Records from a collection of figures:
===============

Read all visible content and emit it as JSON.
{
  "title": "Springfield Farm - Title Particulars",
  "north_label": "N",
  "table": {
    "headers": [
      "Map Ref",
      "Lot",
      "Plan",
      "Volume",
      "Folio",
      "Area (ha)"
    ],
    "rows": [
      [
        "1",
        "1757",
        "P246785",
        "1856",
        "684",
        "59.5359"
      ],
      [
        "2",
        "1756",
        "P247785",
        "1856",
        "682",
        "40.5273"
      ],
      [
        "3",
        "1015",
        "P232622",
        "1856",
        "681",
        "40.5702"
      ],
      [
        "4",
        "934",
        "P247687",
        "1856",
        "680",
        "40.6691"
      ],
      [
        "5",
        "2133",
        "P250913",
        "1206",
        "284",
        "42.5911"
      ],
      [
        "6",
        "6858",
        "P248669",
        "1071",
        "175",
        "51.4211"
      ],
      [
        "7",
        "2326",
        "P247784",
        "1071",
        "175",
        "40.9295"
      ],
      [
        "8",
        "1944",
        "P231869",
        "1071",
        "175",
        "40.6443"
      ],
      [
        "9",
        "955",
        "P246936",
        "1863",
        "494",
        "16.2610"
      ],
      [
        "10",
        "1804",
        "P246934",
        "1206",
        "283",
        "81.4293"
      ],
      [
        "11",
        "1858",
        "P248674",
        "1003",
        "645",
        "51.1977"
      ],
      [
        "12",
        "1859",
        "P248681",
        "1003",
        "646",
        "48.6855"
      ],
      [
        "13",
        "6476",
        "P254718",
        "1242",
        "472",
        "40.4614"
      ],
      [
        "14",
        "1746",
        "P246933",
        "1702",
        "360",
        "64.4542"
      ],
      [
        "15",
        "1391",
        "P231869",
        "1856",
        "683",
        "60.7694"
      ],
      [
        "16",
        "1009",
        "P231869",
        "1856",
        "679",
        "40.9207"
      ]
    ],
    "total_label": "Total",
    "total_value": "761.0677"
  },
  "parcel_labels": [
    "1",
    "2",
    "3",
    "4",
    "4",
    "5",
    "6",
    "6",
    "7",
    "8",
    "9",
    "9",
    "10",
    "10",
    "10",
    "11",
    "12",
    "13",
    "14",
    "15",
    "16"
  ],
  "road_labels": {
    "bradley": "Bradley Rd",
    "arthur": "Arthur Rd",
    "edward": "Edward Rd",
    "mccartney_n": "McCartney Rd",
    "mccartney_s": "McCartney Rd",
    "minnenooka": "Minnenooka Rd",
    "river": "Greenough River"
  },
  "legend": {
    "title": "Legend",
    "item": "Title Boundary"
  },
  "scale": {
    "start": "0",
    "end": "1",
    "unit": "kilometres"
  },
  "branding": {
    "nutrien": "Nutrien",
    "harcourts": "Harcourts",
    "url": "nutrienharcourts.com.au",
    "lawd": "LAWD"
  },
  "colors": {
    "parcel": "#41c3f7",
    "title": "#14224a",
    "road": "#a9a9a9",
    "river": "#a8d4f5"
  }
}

===============

• [TO DO] Extract all lines as given.

• [RESULT OF THE TASK]
Read all visible content and emit it as JSON.
{
  "title": "Springfield Farm - Title Particulars",
  "north_label": "N",
  "table": {
    "headers": [
      "Map Ref",
      "Lot",
      "Plan",
      "Volume",
      "Folio",
      "Area (ha)"
    ],
    "rows": [
      [
        "1",
        "1757",
        "P246785",
        "1856",
        "684",
        "59.5359"
      ],
      [
        "2",
        "1756",
        "P247785",
        "1856",
        "682",
        "40.5273"
      ],
      [
        "3",
        "1015",
        "P232622",
        "1856",
        "681",
        "40.5702"
      ],
      [
        "4",
        "934",
        "P247687",
        "1856",
        "680",
        "40.6691"
      ],
      [
        "5",
        "2133",
        "P250913",
        "1206",
        "284",
        "42.5911"
      ],
      [
        "6",
        "6858",
        "P248669",
        "1071",
        "175",
        "51.4211"
      ],
      [
        "7",
        "2326",
        "P247784",
        "1071",
        "175",
        "40.9295"
      ],
      [
        "8",
        "1944",
        "P231869",
        "1071",
        "175",
        "40.6443"
      ],
      [
        "9",
        "955",
        "P246936",
        "1863",
        "494",
        "16.2610"
      ],
      [
        "10",
        "1804",
        "P246934",
        "1206",
        "283",
        "81.4293"
      ],
      [
        "11",
        "1858",
        "P248674",
        "1003",
        "645",
        "51.1977"
      ],
      [
        "12",
        "1859",
        "P248681",
        "1003",
        "646",
        "48.6855"
      ],
      [
        "13",
        "6476",
        "P254718",
        "1242",
        "472",
        "40.4614"
      ],
      [
        "14",
        "1746",
        "P246933",
        "1702",
        "360",
        "64.4542"
      ],
      [
        "15",
        "1391",
        "P231869",
        "1856",
        "683",
        "60.7694"
      ],
      [
        "16",
        "1009",
        "P231869",
        "1856",
        "679",
        "40.9207"
      ]
    ],
    "total_label": "Total",
    "total_value": "761.0677"
  },
  "parcel_labels": [
    "1",
    "2",
    "3",
    "4",
    "4",
    "5",
    "6",
    "6",
    "7",
    "8",
    "9",
    "9",
    "10",
    "10",
    "10",
    "11",
    "12",
    "13",
    "14",
    "15",
    "16"
  ],
  "road_labels": {
    "bradley": "Bradley Rd",
    "arthur": "Arthur Rd",
    "edward": "Edward Rd",
    "mccartney_n": "McCartney Rd",
    "mccartney_s": "McCartney Rd",
    "minnenooka": "Minnenooka Rd",
    "river": "Greenough River"
  },
  "legend": {
    "title": "Legend",
    "item": "Title Boundary"
  },
  "scale": {
    "start": "0",
    "end": "1",
    "unit": "kilometres"
  },
  "branding": {
    "nutrien": "Nutrien",
    "harcourts": "Harcourts",
    "url": "nutrienharcourts.com.au",
    "lawd": "LAWD"
  },
  "colors": {
    "parcel": "#41c3f7",
    "title": "#14224a",
    "road": "#a9a9a9",
    "river": "#a8d4f5"
  }
}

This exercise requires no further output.